____ Extrait du texte

Ne perdons jamais de vue que la mainmise des puissants sur les grands médias constitue une menace pernicieuse à l’indépendance journalistique.
Les lecteur·trices régulier·es de cette chronique savent déjà que les questions de l’indépendance journalistique et de ce que Noam Chomsky a appelé « la fabrique du consentement » me touchent particulièrement.
C’est donc avec un plaisir indigné que j’ai écouté la plus récente chronique que tient mon ami le cinéaste Jules Falardeau à l’antenne de CJMD, une radio communautaire de Lévis. Dès le départ, j’ai la puce à l’oreille – le sujet me semble familier, d’autant qu’il évoque un enjeu qui m’est fort cher : l’indépendance journalistique et l’instrumentalisation des journalistes par les puissants.
Puis, dès la fin de la première minute, je reconnais la source qui sert de base à la chronique radio : un article du journal Fakir, média indépendant français fondé et dirigé par le journaliste, essayiste et collaborateur régulier du vénérable Monde diplomatiqueFrançois Ruffin. Jules m’avait envoyé l’article deux mois auparavant. Et pour une raison quelconque, je n’en avais rien fait au-delà de la lecture.
(Mes excuses, mon ami.)
Le titre : « Moi, journaliste fantôme au service des lobbies ». L’auteur, Julien Fomenta, raconte avec énormément de contrition ses six années comme pigiste pour une obscure agence de presse qui relayait son travail sur de nombreuses plateformes médiatiques, où ses articles paraissaient sous des signatures différentes et souvent largement modifiés.
Déjà, dans les commandes initiales, on lui demandait d’orienter les angles de ses textes vers des intérêts particuliers – ceux des clients, évidemment.
Fomenta a finalement pris la mesure de ce larbinisme forcé, causé par sa condition de pigiste précaire dans un monde où les médias d’information, surtout indépendants, croulent sous le poids du sous-financement pendant que les agences de propagande relations publiques roulent sur l’or des puissants.
II a démissionné et condamné l’agence et ses pratiques, au prix de devoir quémander le règlement de sa dernière facture.
On lui demandait d’orienter les angles de ses textes vers des intérêts particuliers – ceux des clients.
Cette pratique est-elle anecdotique? On peut supposer que non, surtout lorsqu’on se rappelle l’opération Mockingbird, une action d’infiltration de la CIA dans les grands médias américains pour influencer l’opinion publique en faveur des politiques impérialistes du pays.

________
____ Données fournies

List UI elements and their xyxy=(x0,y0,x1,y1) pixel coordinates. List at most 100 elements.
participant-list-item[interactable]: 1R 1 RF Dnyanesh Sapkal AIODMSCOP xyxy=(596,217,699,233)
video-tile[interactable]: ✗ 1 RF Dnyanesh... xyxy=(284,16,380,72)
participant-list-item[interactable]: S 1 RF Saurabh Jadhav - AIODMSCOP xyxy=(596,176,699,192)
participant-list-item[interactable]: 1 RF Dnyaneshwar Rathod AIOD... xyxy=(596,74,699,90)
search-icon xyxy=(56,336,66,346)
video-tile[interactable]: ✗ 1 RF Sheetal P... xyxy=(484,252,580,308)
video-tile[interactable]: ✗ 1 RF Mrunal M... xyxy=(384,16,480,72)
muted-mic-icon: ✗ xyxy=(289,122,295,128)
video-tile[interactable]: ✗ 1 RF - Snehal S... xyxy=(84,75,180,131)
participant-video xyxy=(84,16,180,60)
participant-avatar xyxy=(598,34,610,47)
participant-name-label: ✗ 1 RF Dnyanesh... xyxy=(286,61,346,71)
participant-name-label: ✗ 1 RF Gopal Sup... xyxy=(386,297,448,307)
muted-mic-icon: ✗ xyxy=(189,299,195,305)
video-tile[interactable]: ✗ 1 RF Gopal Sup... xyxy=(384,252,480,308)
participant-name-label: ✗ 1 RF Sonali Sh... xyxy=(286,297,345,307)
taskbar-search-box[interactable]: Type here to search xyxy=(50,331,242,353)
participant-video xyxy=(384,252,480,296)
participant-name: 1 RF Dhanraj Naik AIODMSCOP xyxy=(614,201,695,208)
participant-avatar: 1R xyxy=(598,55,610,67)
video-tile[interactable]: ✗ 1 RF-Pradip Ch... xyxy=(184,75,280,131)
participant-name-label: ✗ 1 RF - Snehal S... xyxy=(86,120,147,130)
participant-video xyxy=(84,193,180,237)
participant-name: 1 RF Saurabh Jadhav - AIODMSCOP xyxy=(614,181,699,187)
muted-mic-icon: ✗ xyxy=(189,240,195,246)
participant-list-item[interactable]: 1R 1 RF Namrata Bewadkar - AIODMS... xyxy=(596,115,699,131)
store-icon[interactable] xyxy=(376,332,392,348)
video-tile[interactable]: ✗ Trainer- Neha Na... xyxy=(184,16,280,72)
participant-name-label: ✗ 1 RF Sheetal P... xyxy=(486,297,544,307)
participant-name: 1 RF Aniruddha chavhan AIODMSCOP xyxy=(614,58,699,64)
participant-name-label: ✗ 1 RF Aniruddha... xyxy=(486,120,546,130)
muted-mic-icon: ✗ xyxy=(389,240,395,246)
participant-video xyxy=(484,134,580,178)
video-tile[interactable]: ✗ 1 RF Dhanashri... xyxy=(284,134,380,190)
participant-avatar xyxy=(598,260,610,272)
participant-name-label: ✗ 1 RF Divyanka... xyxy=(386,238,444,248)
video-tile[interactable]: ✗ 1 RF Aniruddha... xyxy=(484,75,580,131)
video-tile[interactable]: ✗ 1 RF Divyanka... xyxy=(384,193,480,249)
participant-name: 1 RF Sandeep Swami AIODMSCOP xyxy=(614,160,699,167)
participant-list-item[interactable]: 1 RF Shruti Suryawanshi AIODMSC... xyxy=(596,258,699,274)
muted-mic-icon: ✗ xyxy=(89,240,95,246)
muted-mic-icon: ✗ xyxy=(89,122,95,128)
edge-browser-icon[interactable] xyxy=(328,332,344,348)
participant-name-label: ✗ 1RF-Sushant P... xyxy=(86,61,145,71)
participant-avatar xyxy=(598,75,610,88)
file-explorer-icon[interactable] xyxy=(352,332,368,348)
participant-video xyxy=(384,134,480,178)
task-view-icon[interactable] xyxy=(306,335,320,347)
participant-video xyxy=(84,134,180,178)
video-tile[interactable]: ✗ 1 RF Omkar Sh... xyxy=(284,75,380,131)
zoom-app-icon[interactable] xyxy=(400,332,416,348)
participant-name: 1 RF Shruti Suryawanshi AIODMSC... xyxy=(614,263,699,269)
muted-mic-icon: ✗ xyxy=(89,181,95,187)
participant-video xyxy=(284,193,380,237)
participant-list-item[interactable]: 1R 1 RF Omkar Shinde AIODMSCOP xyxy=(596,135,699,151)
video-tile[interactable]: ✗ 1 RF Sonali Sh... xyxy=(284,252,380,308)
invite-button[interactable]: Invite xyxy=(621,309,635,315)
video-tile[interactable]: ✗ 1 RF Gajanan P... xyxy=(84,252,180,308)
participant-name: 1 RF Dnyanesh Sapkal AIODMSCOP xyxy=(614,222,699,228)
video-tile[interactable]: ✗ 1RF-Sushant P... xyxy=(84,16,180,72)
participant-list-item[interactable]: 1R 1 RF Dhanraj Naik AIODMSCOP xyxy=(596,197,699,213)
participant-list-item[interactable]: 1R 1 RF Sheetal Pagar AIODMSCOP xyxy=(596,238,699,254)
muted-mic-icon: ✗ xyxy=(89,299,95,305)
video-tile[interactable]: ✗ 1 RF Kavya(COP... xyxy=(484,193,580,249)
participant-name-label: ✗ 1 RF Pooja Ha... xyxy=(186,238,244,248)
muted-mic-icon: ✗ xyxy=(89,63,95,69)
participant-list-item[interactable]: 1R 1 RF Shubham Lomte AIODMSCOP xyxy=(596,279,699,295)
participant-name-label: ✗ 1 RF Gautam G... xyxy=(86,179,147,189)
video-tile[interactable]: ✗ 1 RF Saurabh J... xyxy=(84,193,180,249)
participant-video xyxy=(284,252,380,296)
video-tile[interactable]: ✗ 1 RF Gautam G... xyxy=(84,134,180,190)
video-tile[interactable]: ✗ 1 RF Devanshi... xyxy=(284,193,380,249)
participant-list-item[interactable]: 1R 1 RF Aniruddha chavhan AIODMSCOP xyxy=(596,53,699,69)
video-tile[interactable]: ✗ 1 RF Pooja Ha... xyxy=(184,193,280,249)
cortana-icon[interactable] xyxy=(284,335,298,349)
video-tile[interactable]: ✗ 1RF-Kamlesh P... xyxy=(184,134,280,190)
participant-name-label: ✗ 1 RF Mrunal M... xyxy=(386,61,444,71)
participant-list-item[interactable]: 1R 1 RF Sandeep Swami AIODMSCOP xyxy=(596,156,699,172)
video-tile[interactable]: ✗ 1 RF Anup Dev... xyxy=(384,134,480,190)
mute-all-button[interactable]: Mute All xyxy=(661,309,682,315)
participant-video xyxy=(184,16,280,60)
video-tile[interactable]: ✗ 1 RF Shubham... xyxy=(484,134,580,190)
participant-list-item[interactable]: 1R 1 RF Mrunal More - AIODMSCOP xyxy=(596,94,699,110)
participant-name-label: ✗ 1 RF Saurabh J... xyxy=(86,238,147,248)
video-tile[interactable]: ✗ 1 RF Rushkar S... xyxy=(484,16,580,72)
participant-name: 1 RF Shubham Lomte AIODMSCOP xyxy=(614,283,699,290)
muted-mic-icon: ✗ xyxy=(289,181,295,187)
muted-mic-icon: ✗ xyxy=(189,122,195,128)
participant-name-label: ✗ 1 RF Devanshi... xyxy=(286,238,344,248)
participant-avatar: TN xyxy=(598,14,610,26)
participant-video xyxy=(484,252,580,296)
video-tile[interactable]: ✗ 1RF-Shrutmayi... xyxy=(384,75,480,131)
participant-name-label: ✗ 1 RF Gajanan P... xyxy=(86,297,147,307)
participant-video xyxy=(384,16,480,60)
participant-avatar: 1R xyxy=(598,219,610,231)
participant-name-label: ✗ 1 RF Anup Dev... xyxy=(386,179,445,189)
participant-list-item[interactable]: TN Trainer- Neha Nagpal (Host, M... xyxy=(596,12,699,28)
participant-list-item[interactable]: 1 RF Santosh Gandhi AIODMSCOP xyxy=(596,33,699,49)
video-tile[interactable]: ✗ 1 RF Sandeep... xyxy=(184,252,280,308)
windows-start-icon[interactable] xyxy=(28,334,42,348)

________

◆ Consigne
Prolongez, s'il vous plaît, la chronique sur l'indépendance journalistique à partir de sa dernière phrase. Ces enregistrements proviennent d'une autre source.

◆ Réponse ci-dessous
Elle fut mise en lumière en 1976, par la commission Church, dont le rapport fut largement cité par le légendaire journaliste Carl Bernstein dans son article « The CIA and the Media » pour le magazine Rolling Stone (aujourd’hui rompu au salissage de dissidents anti-guerre tels que Roger Waters).
Vous me direz que Mockingbird est une fake news reprise largement par QAnon – mais ça ne la rend pas moins vraie et ça montre plutôt à quel point la critique des grands médias et la mise en lumière des structures de pouvoir anti-démocratiques ont été mises à mal par ces charlatans qui les récupèrent.
Consentement fabriqué?
Aujourd’hui, nous prépare-t-on à accepter un coup d’État fomenté de l’extérieur sur le dos d’une révolte intérieure par ailleurs légitime?
C’est la question que je me suis posée cette semaine au sujet de l’Iran, en voyant la couverture du dernier Paris Match – propriété majoritaire du milliardaire et bailleur de fonds de l’extrême droite française Vincent Bolloré (le patron de Mathieu Bock-Côté depuis que ce dernier sévit à CNews, le Fox News français).
Paris Match proposait un grand entretien avec Farah Pahlavi, veuve du dernier dictateur iranien et shah d’Iran, Mohammad Reza Pahlavi.
Se mettra-t-on à voir surgir périodiquement de tels articles, qui pourraient présager un éventuel coup d’État en nous présentant avantageusement le successeur choisi?
Pour rappel, un président iranien socialiste, laïc et démocratiquement élu, Mohammad Mossadegh, avait été renversé en 1953 par un coup fomenté par les États-Unis et la Grande-Bretagne – ou, pourrait-on dire, par l’alliance des grandes pétrolières, puisque Mossadegh venait de nationaliser le pétrole dans le pays.
Il fut remplacé par ceux-là mêmes qu’il venait d’évincer : les Pahlavi, famille royale iranienne dont le souverain détient le titre de « shah ». S’en est suivi, pendant plus de 25 ans, une répression sans précédent de la dissidence et le retour des grandes pétrolières américano-britanniques qui ont ainsi repris leur pillage ordinaire des ressources du pays.
Et en 1979, gonflés à bloc par la grogne populaire, les ayatollahs ont finalement mené une « révolution islamique » qui a fini par apporter une couche supplémentaire de répression pour les dissident·es iranien·nes, en plus de devenir la genèse de la sanglante guerre entre l’Iran et l’Irak dans les années 1980.
Les États-Unis y soutenaient d’ailleurs de manière indéfectible un certain… Saddam Hussein, président irakien qu’ils allaient renverser 25 ans plus tard. Ce conflit fut une des dernières guerres par procuration entre les États-Unis et l’Union soviétique qui, elle, soutenait l’Iran.
Nos médias sont soumis à cette fumisterie qu’est « l’interventionnisme humanitaire », un genre de militarisme raffiné dans les usines de fabrication du consentement
Et maintenant qu’un mouvement populaire de révolte, cette fois-ci mené courageusement par des femmes au péril de leur vie, émerge dans la société civile iranienne, se mettra-t-on à voir surgir périodiquement de tels articles, qui pourraient présager un éventuel coup d’État fomenté de l’extérieur en nous présentant avantageusement le successeur choisi?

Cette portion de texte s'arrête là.